_Listed records_:

※ ※ ※

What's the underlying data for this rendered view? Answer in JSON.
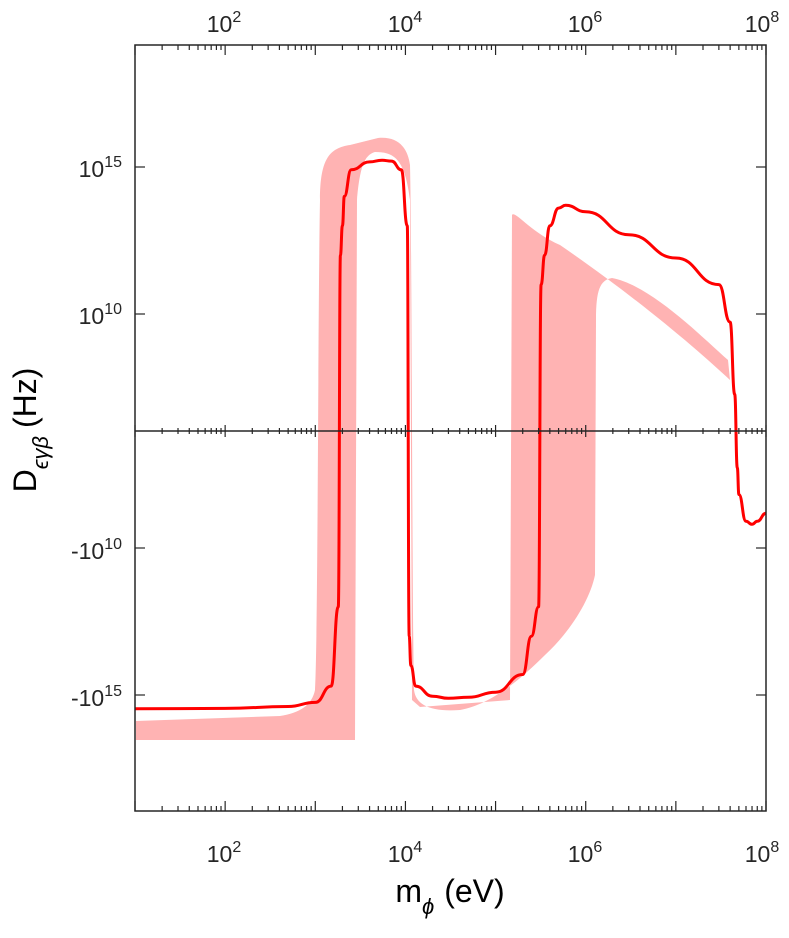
{
  "chart_data": {
    "type": "line",
    "title": "",
    "xscale": "log",
    "xlim": [
      10,
      100000000
    ],
    "x_ticks": [
      {
        "value": 100,
        "base": "10",
        "exp": "2"
      },
      {
        "value": 10000,
        "base": "10",
        "exp": "4"
      },
      {
        "value": 1000000,
        "base": "10",
        "exp": "6"
      },
      {
        "value": 100000000,
        "base": "10",
        "exp": "8"
      }
    ],
    "y_ticks": [
      {
        "value": 1000000000000000.0,
        "base": "10",
        "exp": "15"
      },
      {
        "value": 10000000000.0,
        "base": "10",
        "exp": "10"
      },
      {
        "value": -10000000000.0,
        "base": "-10",
        "exp": "10"
      },
      {
        "value": -1000000000000000.0,
        "base": "-10",
        "exp": "15"
      }
    ],
    "xlabel": {
      "main": "m",
      "sub": "ϕ",
      "unit": "(eV)"
    },
    "ylabel": {
      "main": "D",
      "sub": "ϵγβ",
      "unit": "(Hz)"
    },
    "grid": false,
    "box": true,
    "series": [
      {
        "color": "#ff0000",
        "band_color": "#ffb3b3",
        "x": [
          10,
          100,
          500,
          1000,
          1500,
          1800,
          1900,
          2000,
          2100,
          2500,
          4000,
          5500,
          7000,
          9000,
          10500,
          11000,
          11500,
          13000,
          20000,
          30000,
          50000,
          100000,
          200000,
          250000,
          300000,
          320000,
          350000,
          400000,
          500000,
          600000,
          1000000,
          3000000,
          10000000,
          30000000,
          40000000,
          45000000,
          48000000,
          50000000,
          60000000,
          70000000,
          80000000,
          100000000
        ],
        "y": [
          -3000000000000000.0,
          -2900000000000000.0,
          -2500000000000000.0,
          -1800000000000000.0,
          -500000000000000.0,
          "-1e12",
          "1e12",
          "1e13",
          "1e14",
          800000000000000.0,
          1500000000000000.0,
          1700000000000000.0,
          1600000000000000.0,
          800000000000000.0,
          "1e13",
          "-1e13",
          "-1e14",
          "-5e14",
          -1100000000000000.0,
          -1300000000000000.0,
          -1200000000000000.0,
          -800000000000000.0,
          -200000000000000.0,
          "-1e13",
          "-1e12",
          "1e11",
          "1e12",
          "1e13",
          40000000000000.0,
          50000000000000.0,
          30000000000000.0,
          5000000000000.0,
          800000000000.0,
          100000000000.0,
          "5e9",
          "1e7",
          "-1e7",
          "-1e8",
          "-1e9",
          "-1.3e9",
          "-1e9",
          "-5e8"
        ]
      }
    ]
  }
}
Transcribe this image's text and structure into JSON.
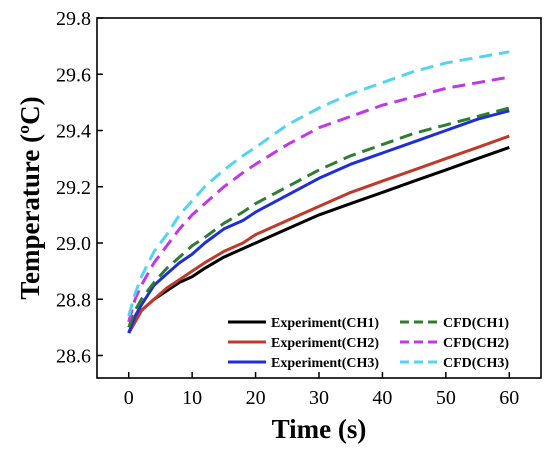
{
  "chart_data": {
    "type": "line",
    "title": "",
    "xlabel": "Time (s)",
    "ylabel": "Temperature (ºC)",
    "xlim": [
      -5,
      65
    ],
    "ylim": [
      28.52,
      29.8
    ],
    "xticks": [
      0,
      10,
      20,
      30,
      40,
      50,
      60
    ],
    "xtick_labels": [
      "0",
      "10",
      "20",
      "30",
      "40",
      "50",
      "60"
    ],
    "yticks": [
      28.6,
      28.8,
      29.0,
      29.2,
      29.4,
      29.6,
      29.8
    ],
    "ytick_labels": [
      "28.6",
      "28.8",
      "29.0",
      "29.2",
      "29.4",
      "29.6",
      "29.8"
    ],
    "grid": false,
    "legend_position": "bottom-right",
    "series": [
      {
        "name": "Experiment(CH1)",
        "color": "#000000",
        "dash": "solid",
        "x": [
          0,
          1,
          2,
          4,
          6,
          8,
          10,
          12,
          15,
          18,
          20,
          25,
          30,
          35,
          40,
          45,
          50,
          55,
          60
        ],
        "y": [
          28.68,
          28.72,
          28.76,
          28.8,
          28.83,
          28.86,
          28.88,
          28.91,
          28.95,
          28.98,
          29.0,
          29.05,
          29.1,
          29.14,
          29.18,
          29.22,
          29.26,
          29.3,
          29.34
        ]
      },
      {
        "name": "Experiment(CH2)",
        "color": "#c0392b",
        "dash": "solid",
        "x": [
          0,
          1,
          2,
          4,
          6,
          8,
          10,
          12,
          15,
          18,
          20,
          25,
          30,
          35,
          40,
          45,
          50,
          55,
          60
        ],
        "y": [
          28.68,
          28.72,
          28.76,
          28.8,
          28.84,
          28.87,
          28.9,
          28.93,
          28.97,
          29.0,
          29.03,
          29.08,
          29.13,
          29.18,
          29.22,
          29.26,
          29.3,
          29.34,
          29.38
        ]
      },
      {
        "name": "Experiment(CH3)",
        "color": "#1f2fd8",
        "dash": "solid",
        "x": [
          0,
          1,
          2,
          4,
          6,
          8,
          10,
          12,
          15,
          18,
          20,
          25,
          30,
          35,
          40,
          45,
          50,
          55,
          60
        ],
        "y": [
          28.68,
          28.74,
          28.78,
          28.85,
          28.89,
          28.93,
          28.96,
          29.0,
          29.05,
          29.08,
          29.11,
          29.17,
          29.23,
          29.28,
          29.32,
          29.36,
          29.4,
          29.44,
          29.47
        ]
      },
      {
        "name": "CFD(CH1)",
        "color": "#2e7d32",
        "dash": "dashed",
        "x": [
          0,
          1,
          2,
          4,
          6,
          8,
          10,
          12,
          15,
          18,
          20,
          25,
          30,
          35,
          40,
          45,
          50,
          55,
          60
        ],
        "y": [
          28.7,
          28.76,
          28.8,
          28.86,
          28.91,
          28.95,
          28.99,
          29.02,
          29.07,
          29.11,
          29.14,
          29.2,
          29.26,
          29.31,
          29.35,
          29.39,
          29.42,
          29.45,
          29.48
        ]
      },
      {
        "name": "CFD(CH2)",
        "color": "#c039e6",
        "dash": "dashed",
        "x": [
          0,
          1,
          2,
          4,
          6,
          8,
          10,
          12,
          15,
          18,
          20,
          25,
          30,
          35,
          40,
          45,
          50,
          55,
          60
        ],
        "y": [
          28.72,
          28.8,
          28.85,
          28.93,
          28.99,
          29.05,
          29.1,
          29.14,
          29.2,
          29.25,
          29.28,
          29.35,
          29.41,
          29.45,
          29.49,
          29.52,
          29.55,
          29.57,
          29.59
        ]
      },
      {
        "name": "CFD(CH3)",
        "color": "#55d3ef",
        "dash": "dashed",
        "x": [
          0,
          1,
          2,
          4,
          6,
          8,
          10,
          12,
          15,
          18,
          20,
          25,
          30,
          35,
          40,
          45,
          50,
          55,
          60
        ],
        "y": [
          28.74,
          28.82,
          28.88,
          28.97,
          29.03,
          29.1,
          29.15,
          29.2,
          29.26,
          29.31,
          29.34,
          29.42,
          29.48,
          29.53,
          29.57,
          29.61,
          29.64,
          29.66,
          29.68
        ]
      }
    ],
    "legend_order": [
      0,
      3,
      1,
      4,
      2,
      5
    ]
  }
}
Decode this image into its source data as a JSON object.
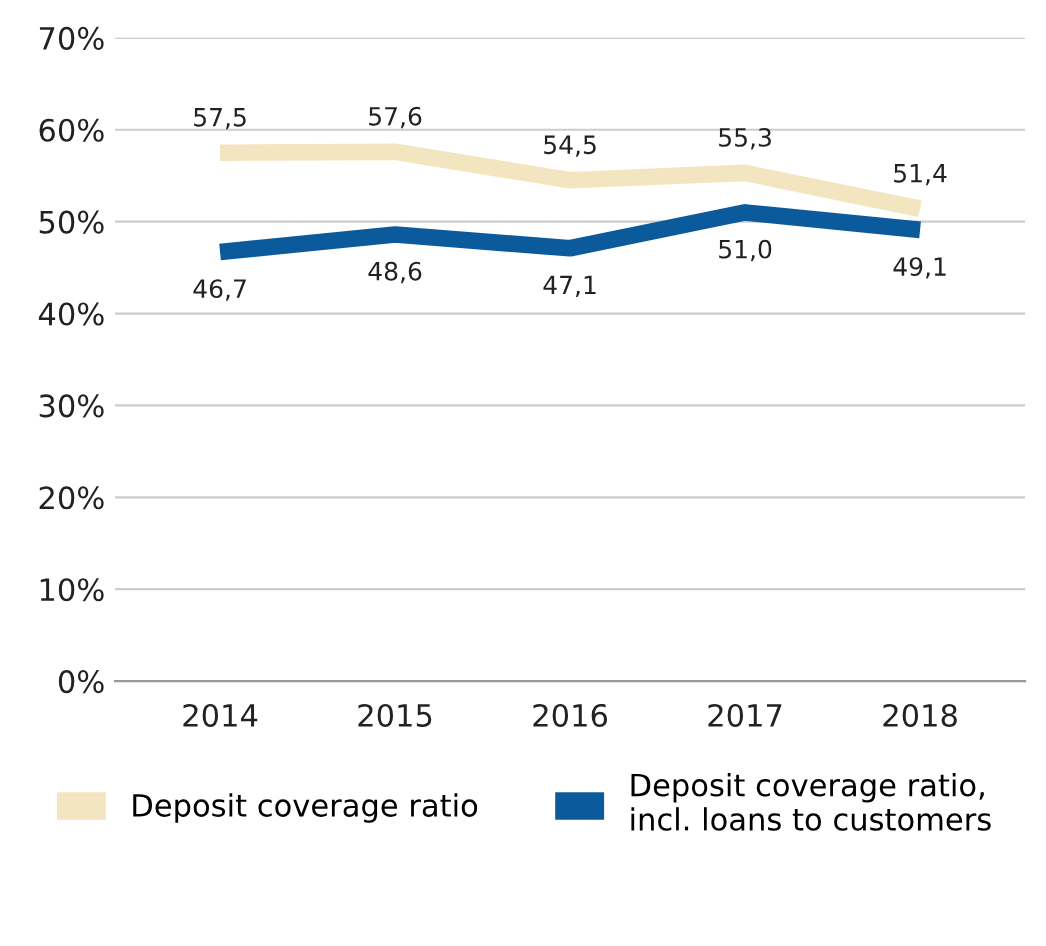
{
  "chart_data": {
    "type": "line",
    "categories": [
      "2014",
      "2015",
      "2016",
      "2017",
      "2018"
    ],
    "series": [
      {
        "name": "Deposit coverage ratio",
        "color": "#f3e5bf",
        "values": [
          57.5,
          57.6,
          54.5,
          55.3,
          51.4
        ],
        "value_labels": [
          "57,5",
          "57,6",
          "54,5",
          "55,3",
          "51,4"
        ]
      },
      {
        "name": "Deposit coverage ratio, incl. loans to customers",
        "color": "#0b5a9c",
        "values": [
          46.7,
          48.6,
          47.1,
          51.0,
          49.1
        ],
        "value_labels": [
          "46,7",
          "48,6",
          "47,1",
          "51,0",
          "49,1"
        ]
      }
    ],
    "ylim": [
      0,
      70
    ],
    "yticks": [
      {
        "value": 0,
        "label": "0%"
      },
      {
        "value": 10,
        "label": "10%"
      },
      {
        "value": 20,
        "label": "20%"
      },
      {
        "value": 30,
        "label": "30%"
      },
      {
        "value": 40,
        "label": "40%"
      },
      {
        "value": 50,
        "label": "50%"
      },
      {
        "value": 60,
        "label": "60%"
      },
      {
        "value": 70,
        "label": "70%"
      }
    ],
    "grid": "y",
    "legend": "bottom",
    "marker": "none",
    "line_style": "solid"
  }
}
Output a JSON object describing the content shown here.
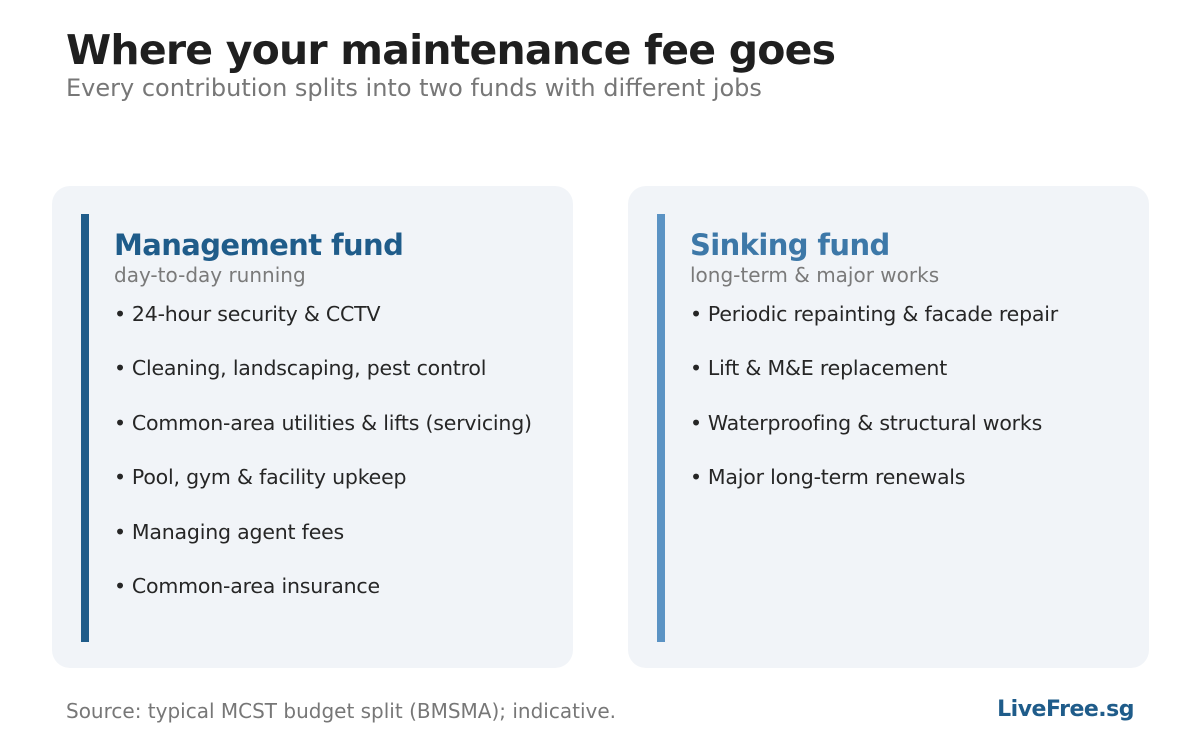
{
  "header": {
    "title": "Where your maintenance fee goes",
    "subtitle": "Every contribution splits into two funds with different jobs"
  },
  "funds": [
    {
      "title": "Management fund",
      "subtitle": "day-to-day running",
      "accent_color": "#1f5c8a",
      "items": [
        "24-hour security & CCTV",
        "Cleaning, landscaping, pest control",
        "Common-area utilities & lifts (servicing)",
        "Pool, gym & facility upkeep",
        "Managing agent fees",
        "Common-area insurance"
      ]
    },
    {
      "title": "Sinking fund",
      "subtitle": "long-term & major works",
      "accent_color": "#5b93c4",
      "title_color": "#3d78a8",
      "items": [
        "Periodic repainting & facade repair",
        "Lift & M&E replacement",
        "Waterproofing & structural works",
        "Major long-term renewals"
      ]
    }
  ],
  "footer": {
    "source": "Source: typical MCST budget split (BMSMA); indicative.",
    "brand": "LiveFree.sg",
    "brand_color": "#1f5c8a"
  }
}
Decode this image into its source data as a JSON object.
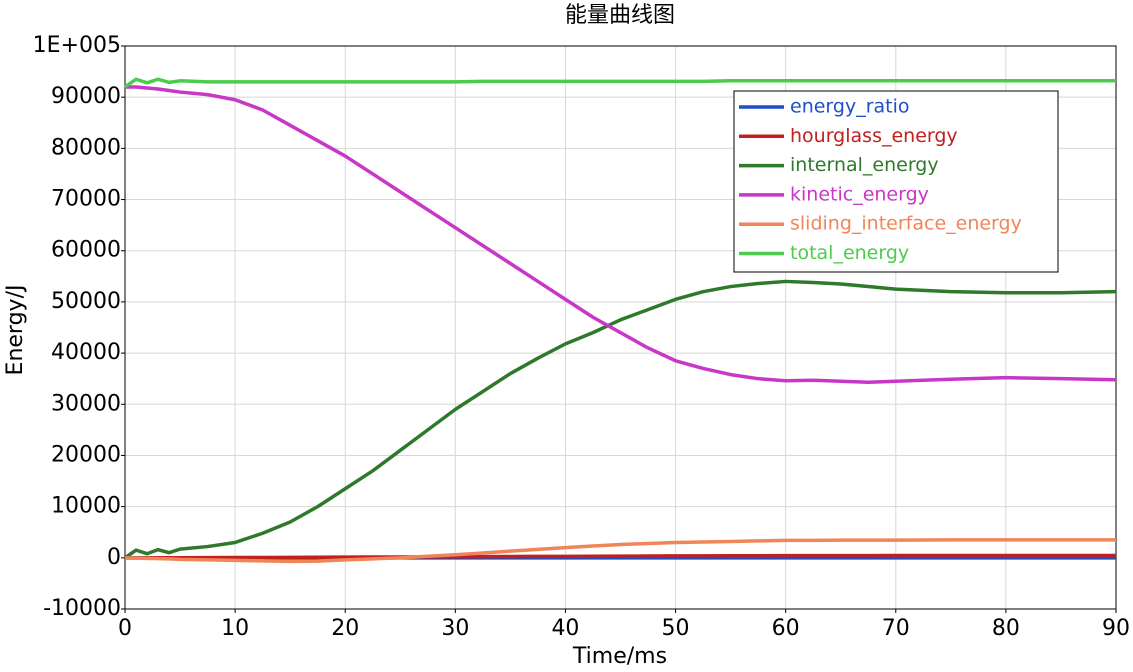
{
  "chart_data": {
    "type": "line",
    "title": "能量曲线图",
    "x_label": "Time/ms",
    "y_label": "Energy/J",
    "x": [
      0,
      1,
      2,
      3,
      4,
      5,
      7.5,
      10,
      12.5,
      15,
      17.5,
      20,
      22.5,
      25,
      27.5,
      30,
      32.5,
      35,
      37.5,
      40,
      42.5,
      45,
      47.5,
      50,
      52.5,
      55,
      57.5,
      60,
      62.5,
      65,
      67.5,
      70,
      75,
      80,
      85,
      90
    ],
    "series": [
      {
        "name": "energy_ratio",
        "color": "#1f4fc8",
        "values": [
          1,
          1,
          1,
          1,
          1,
          1,
          1,
          1,
          1,
          1,
          1,
          1,
          1,
          1,
          1,
          1,
          1,
          1,
          1,
          1,
          1,
          1,
          1,
          1,
          1,
          1,
          1,
          1,
          1,
          1,
          1,
          1,
          1,
          1,
          1,
          1
        ]
      },
      {
        "name": "hourglass_energy",
        "color": "#c0201e",
        "values": [
          0,
          0,
          0,
          10,
          10,
          20,
          30,
          50,
          70,
          90,
          110,
          130,
          150,
          170,
          190,
          210,
          230,
          250,
          270,
          290,
          310,
          330,
          350,
          370,
          390,
          400,
          410,
          420,
          430,
          440,
          440,
          450,
          450,
          460,
          460,
          460
        ]
      },
      {
        "name": "internal_energy",
        "color": "#2f7a2a",
        "values": [
          0,
          1500,
          800,
          1600,
          1000,
          1700,
          2200,
          3000,
          4800,
          7000,
          10000,
          13500,
          17000,
          21000,
          25000,
          29000,
          32500,
          36000,
          39000,
          41800,
          44000,
          46500,
          48500,
          50500,
          52000,
          53000,
          53600,
          54000,
          53800,
          53500,
          53000,
          52500,
          52000,
          51800,
          51800,
          52000
        ]
      },
      {
        "name": "kinetic_energy",
        "color": "#c837c8",
        "values": [
          92000,
          92000,
          91800,
          91600,
          91300,
          91000,
          90500,
          89500,
          87500,
          84500,
          81500,
          78500,
          75000,
          71500,
          68000,
          64500,
          61000,
          57500,
          54000,
          50500,
          47000,
          44000,
          41000,
          38500,
          37000,
          35800,
          35000,
          34600,
          34700,
          34500,
          34300,
          34500,
          34900,
          35200,
          35000,
          34800
        ]
      },
      {
        "name": "sliding_interface_energy",
        "color": "#f0855a",
        "values": [
          0,
          -50,
          -100,
          -150,
          -200,
          -300,
          -400,
          -500,
          -600,
          -700,
          -650,
          -400,
          -200,
          0,
          300,
          600,
          950,
          1300,
          1650,
          2000,
          2300,
          2600,
          2800,
          3000,
          3100,
          3200,
          3300,
          3400,
          3400,
          3450,
          3450,
          3450,
          3500,
          3500,
          3500,
          3500
        ]
      },
      {
        "name": "total_energy",
        "color": "#4ccc4c",
        "values": [
          92000,
          93500,
          92800,
          93500,
          92900,
          93200,
          93000,
          93000,
          93000,
          93000,
          93000,
          93000,
          93000,
          93000,
          93000,
          93000,
          93100,
          93100,
          93100,
          93100,
          93100,
          93100,
          93100,
          93100,
          93100,
          93200,
          93200,
          93200,
          93200,
          93200,
          93200,
          93200,
          93200,
          93200,
          93200,
          93200
        ]
      }
    ],
    "xlim": [
      0,
      90
    ],
    "xticks": [
      0,
      10,
      20,
      30,
      40,
      50,
      60,
      70,
      80,
      90
    ],
    "ylim": [
      -10000,
      100000
    ],
    "yticks": [
      -10000,
      0,
      10000,
      20000,
      30000,
      40000,
      50000,
      60000,
      70000,
      80000,
      90000,
      {
        "value": 100000,
        "label": "1E+005"
      }
    ],
    "grid": true,
    "legend": "upper right"
  }
}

※ ※ ※

_Required task_: Track down all lines above with the string "JSON" and copy them.

_The response_:
What's the underlying data for this rendered view? Answer in JSON.
Transcribe this image's text and structure into JSON.
Decode this image into its source data as a JSON object.
Output a JSON object describing the content shown here.
Decode this image into its source data as a JSON object.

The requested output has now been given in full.